§ Goal: What is the number of lines in these entries that contain "Hotel"? State it alone.

§ Provided information:
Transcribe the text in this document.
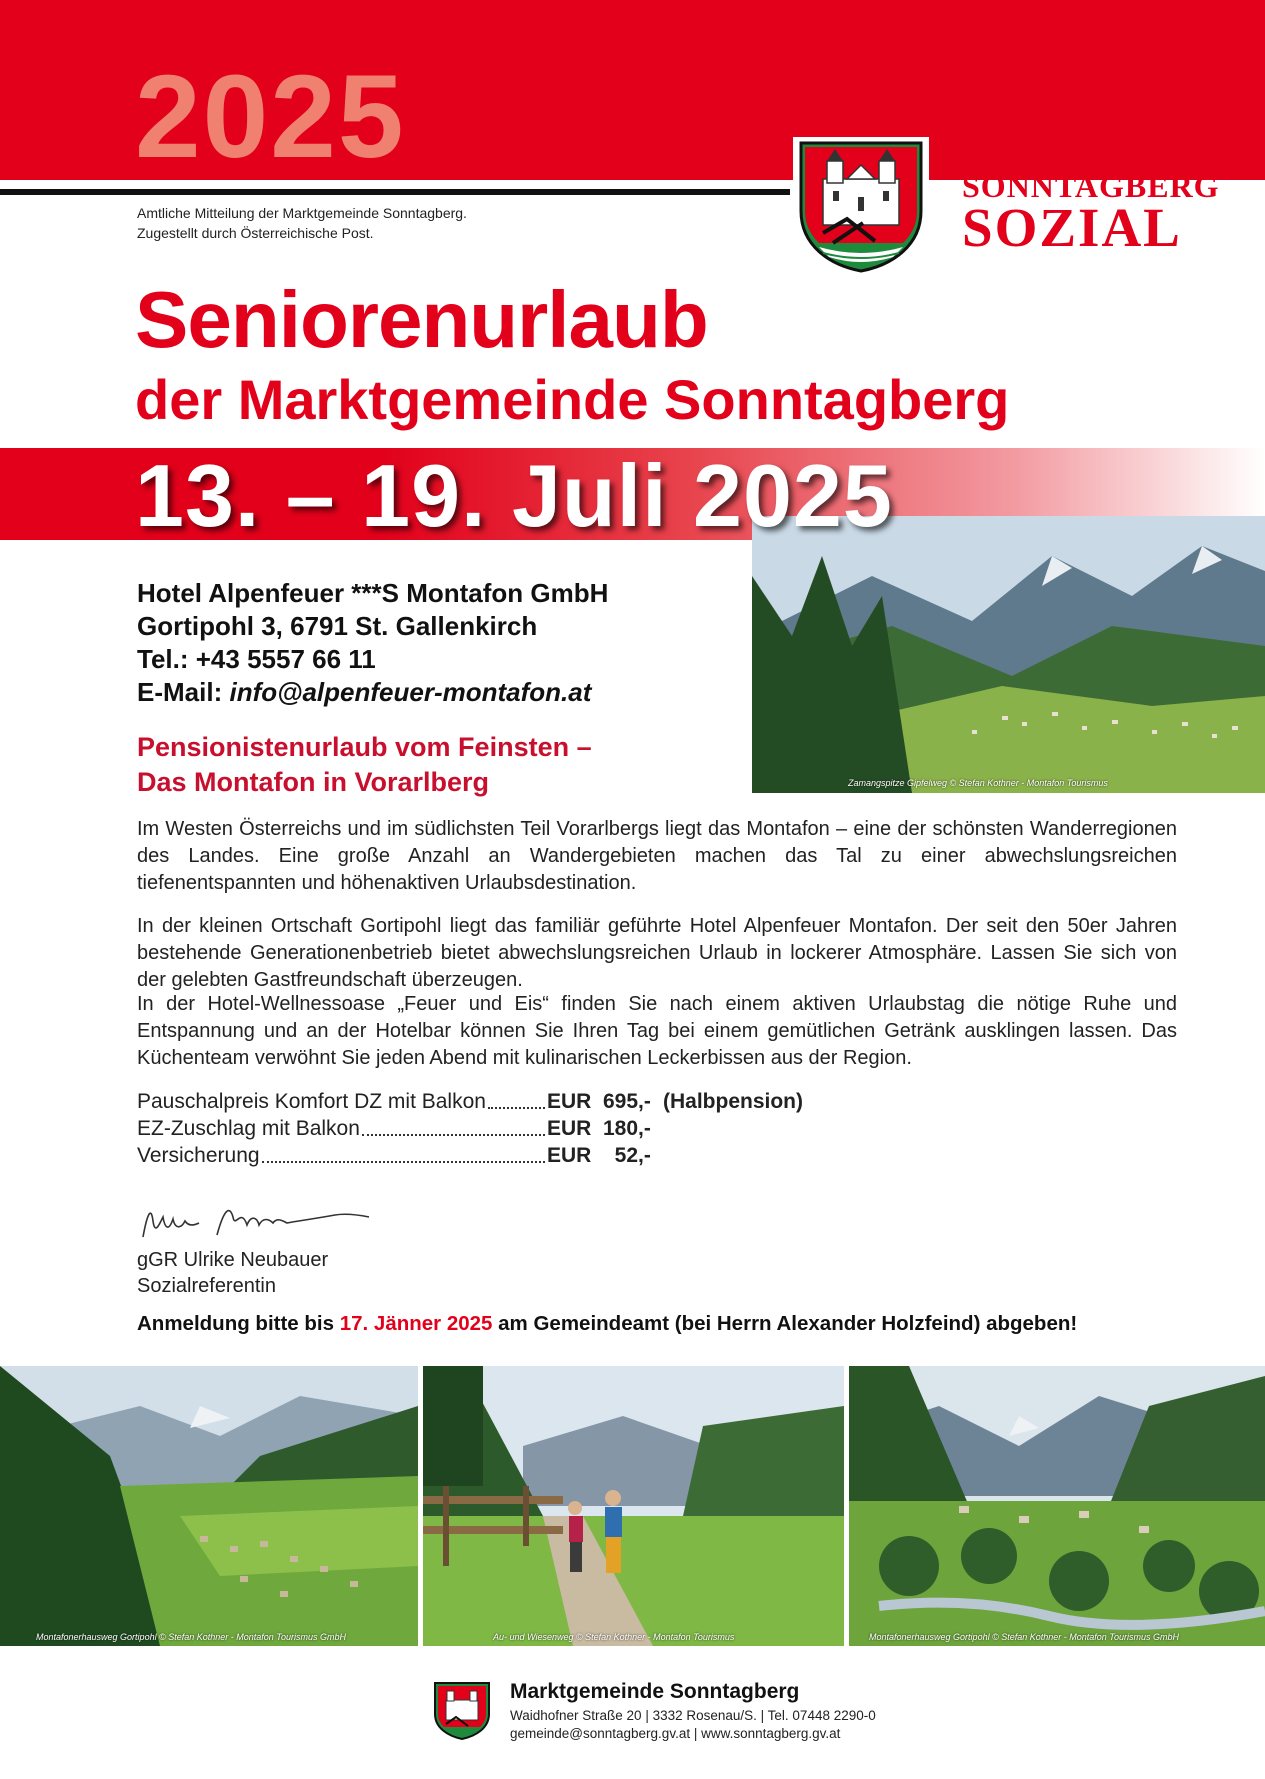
2025
Amtliche Mitteilung der Marktgemeinde Sonntagberg.
Zugestellt durch Österreichische Post.
SONNTAGBERG
SOZIAL
Seniorenurlaub
der Marktgemeinde Sonntagberg
Zamangspitze Gipfelweg © Stefan Kothner - Montafon Tourismus
13. – 19. Juli 2025
Hotel Alpenfeuer ***S Montafon GmbH
Gortipohl 3, 6791 St. Gallenkirch
Tel.: +43 5557 66 11
E-Mail: info@alpenfeuer-montafon.at
Pensionistenurlaub vom Feinsten –
Das Montafon in Vorarlberg

Im Westen Österreichs und im südlichsten Teil Vorarlbergs liegt das Montafon – eine der schönsten Wanderregionen des Landes. Eine große Anzahl an Wandergebieten machen das Tal zu einer abwechslungsreichen tiefenentspannten und höhenaktiven Urlaubsdestination.

In der kleinen Ortschaft Gortipohl liegt das familiär geführte Hotel Alpenfeuer Montafon. Der seit den 50er Jahren bestehende Generationenbetrieb bietet abwechslungsreichen Urlaub in lockerer Atmosphäre. Lassen Sie sich von der gelebten Gastfreundschaft überzeugen.

In der Hotel-Wellnessoase „Feuer und Eis“ finden Sie nach einem aktiven Urlaubstag die nötige Ruhe und Entspannung und an der Hotelbar können Sie Ihren Tag bei einem gemütlichen Getränk ausklingen lassen. Das Küchenteam verwöhnt Sie jeden Abend mit kulinarischen Leckerbissen aus der Region.

Pauschalpreis Komfort DZ mit Balkon	EUR  695,- (Halbpension)
EZ-Zuschlag mit Balkon	EUR  180,-
Versicherung	EUR    52,-
gGR Ulrike Neubauer
Sozialreferentin
Anmeldung bitte bis 17. Jänner 2025 am Gemeindeamt (bei Herrn Alexander Holzfeind) abgeben!
Montafonerhausweg Gortipohl © Stefan Kothner - Montafon Tourismus GmbH	Au- und Wiesenweg © Stefan Kothner - Montafon Tourismus	Montafonerhausweg Gortipohl © Stefan Kothner - Montafon Tourismus GmbH
Marktgemeinde Sonntagberg
Waidhofner Straße 20 | 3332 Rosenau/S. | Tel. 07448 2290-0
gemeinde@sonntagberg.gv.at | www.sonntagberg.gv.at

§ Correct result: 3